- [Goal] Could you repeat the rows below, replacing every "star-icon" with "rating-star-icon", changing nothing else, and leaving out the pictures?

****

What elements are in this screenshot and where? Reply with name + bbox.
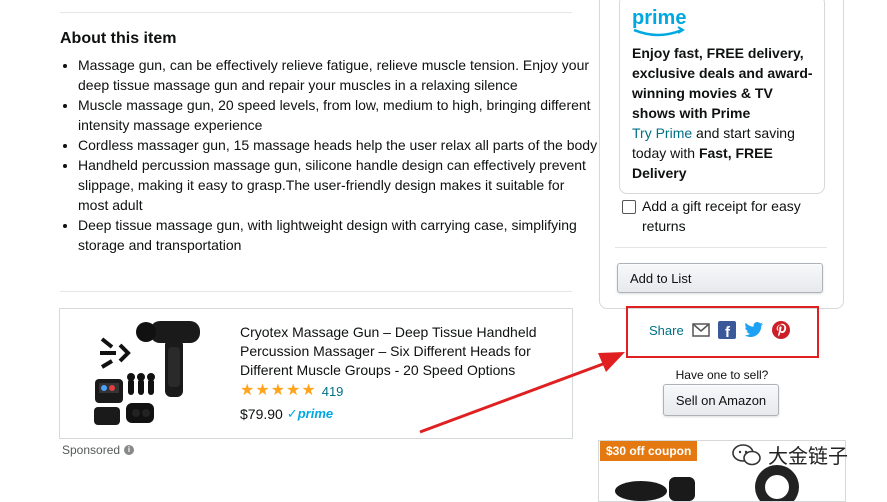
ad-price-row: $79.90 ✓prime [240,406,333,422]
bullet-item: Deep tissue massage gun, with lightweigh… [78,215,598,255]
bullet-item: Cordless massager gun, 15 massage heads … [78,135,598,155]
watermark-text: 大金链子 [768,446,848,468]
buybox-divider [615,247,827,248]
prime-headline: Enjoy fast, FREE delivery, exclusive dea… [632,45,813,121]
watermark: 大金链子 [732,440,848,469]
wechat-icon [732,443,761,465]
about-item-heading: About this item [60,30,177,47]
ad-star-rating[interactable]: ★ ★ ★ ★ ★ 419 [240,383,343,399]
bullet-item: Muscle massage gun, 20 speed levels, fro… [78,95,598,135]
coupon-badge: $30 off coupon [600,441,698,461]
bullet-item: Handheld percussion massage gun, silicon… [78,155,598,215]
info-icon[interactable]: i [124,445,135,455]
share-row: Share f [649,321,798,339]
star-icon: ★ [301,382,316,399]
star-icon: ★ [240,382,255,399]
massage-gun-product-image[interactable] [90,317,210,427]
bullet-item: Massage gun, can be effectively relieve … [78,55,598,95]
prime-badge-icon: ✓prime [286,406,334,421]
try-prime-link[interactable]: Try Prime [632,125,692,141]
twitter-icon[interactable] [744,322,764,338]
ad-price: $79.90 [240,406,283,422]
prime-subtext: Try Prime and start saving today with Fa… [632,125,795,181]
star-icon: ★ [270,382,286,399]
ad-product-title[interactable]: Cryotex Massage Gun – Deep Tissue Handhe… [240,323,560,380]
section-divider-top [60,12,572,13]
share-label: Share [649,322,684,338]
svg-text:prime: prime [632,7,686,29]
about-item-bullets: Massage gun, can be effectively relieve … [60,55,598,255]
gift-receipt-checkbox[interactable] [622,200,636,214]
pinterest-icon[interactable] [771,321,790,339]
sell-on-amazon-button[interactable]: Sell on Amazon [663,384,779,416]
email-icon[interactable] [691,323,710,337]
gift-receipt-label: Add a gift receipt for easy returns [642,198,801,234]
section-divider-mid [60,291,572,292]
add-to-list-button[interactable]: Add to List [617,263,823,293]
gift-receipt-option[interactable]: Add a gift receipt for easy returns [620,196,820,236]
have-one-to-sell-text: Have one to sell? [675,368,769,382]
sponsored-product-ad[interactable]: Cryotex Massage Gun – Deep Tissue Handhe… [59,308,573,439]
prime-logo-icon: prime [632,7,686,37]
review-count[interactable]: 419 [322,384,344,399]
facebook-icon[interactable]: f [717,321,736,339]
star-icon: ★ [255,382,270,399]
star-icon: ★ [286,382,301,399]
sponsored-label: Sponsored i [62,443,135,457]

****

- [Solution to this task]
What elements are in this screenshot and where? Reply with name + bbox.
ad-price-row: $79.90 ✓prime [240,406,333,422]
bullet-item: Deep tissue massage gun, with lightweigh… [78,215,598,255]
bullet-item: Cordless massager gun, 15 massage heads … [78,135,598,155]
watermark-text: 大金链子 [768,446,848,468]
buybox-divider [615,247,827,248]
prime-headline: Enjoy fast, FREE delivery, exclusive dea… [632,45,813,121]
watermark: 大金链子 [732,440,848,469]
wechat-icon [732,443,761,465]
about-item-heading: About this item [60,30,177,47]
ad-star-rating[interactable]: ★ ★ ★ ★ ★ 419 [240,383,343,399]
bullet-item: Muscle massage gun, 20 speed levels, fro… [78,95,598,135]
coupon-badge: $30 off coupon [600,441,698,461]
bullet-item: Handheld percussion massage gun, silicon… [78,155,598,215]
info-icon[interactable]: i [124,445,135,455]
share-row: Share f [649,321,798,339]
rating-star-icon: ★ [301,382,316,399]
rating-star-icon: ★ [240,382,255,399]
massage-gun-product-image[interactable] [90,317,210,427]
bullet-item: Massage gun, can be effectively relieve … [78,55,598,95]
prime-badge-icon: ✓prime [286,406,334,421]
try-prime-link[interactable]: Try Prime [632,125,692,141]
twitter-icon[interactable] [744,322,764,338]
ad-price: $79.90 [240,406,283,422]
prime-subtext: Try Prime and start saving today with Fa… [632,125,795,181]
rating-star-icon: ★ [270,382,286,399]
ad-product-title[interactable]: Cryotex Massage Gun – Deep Tissue Handhe… [240,323,560,380]
section-divider-top [60,12,572,13]
share-label: Share [649,322,684,338]
svg-text:prime: prime [632,7,686,29]
about-item-bullets: Massage gun, can be effectively relieve … [60,55,598,255]
gift-receipt-checkbox[interactable] [622,200,636,214]
pinterest-icon[interactable] [771,321,790,339]
sell-on-amazon-button[interactable]: Sell on Amazon [663,384,779,416]
email-icon[interactable] [691,323,710,337]
gift-receipt-label: Add a gift receipt for easy returns [642,198,801,234]
section-divider-mid [60,291,572,292]
add-to-list-button[interactable]: Add to List [617,263,823,293]
gift-receipt-option[interactable]: Add a gift receipt for easy returns [620,196,820,236]
have-one-to-sell-text: Have one to sell? [675,368,769,382]
sponsored-product-ad[interactable]: Cryotex Massage Gun – Deep Tissue Handhe… [59,308,573,439]
prime-logo-icon: prime [632,7,686,37]
review-count[interactable]: 419 [322,384,344,399]
facebook-icon[interactable]: f [717,321,736,339]
rating-star-icon: ★ [255,382,270,399]
rating-star-icon: ★ [286,382,301,399]
sponsored-label: Sponsored i [62,443,135,457]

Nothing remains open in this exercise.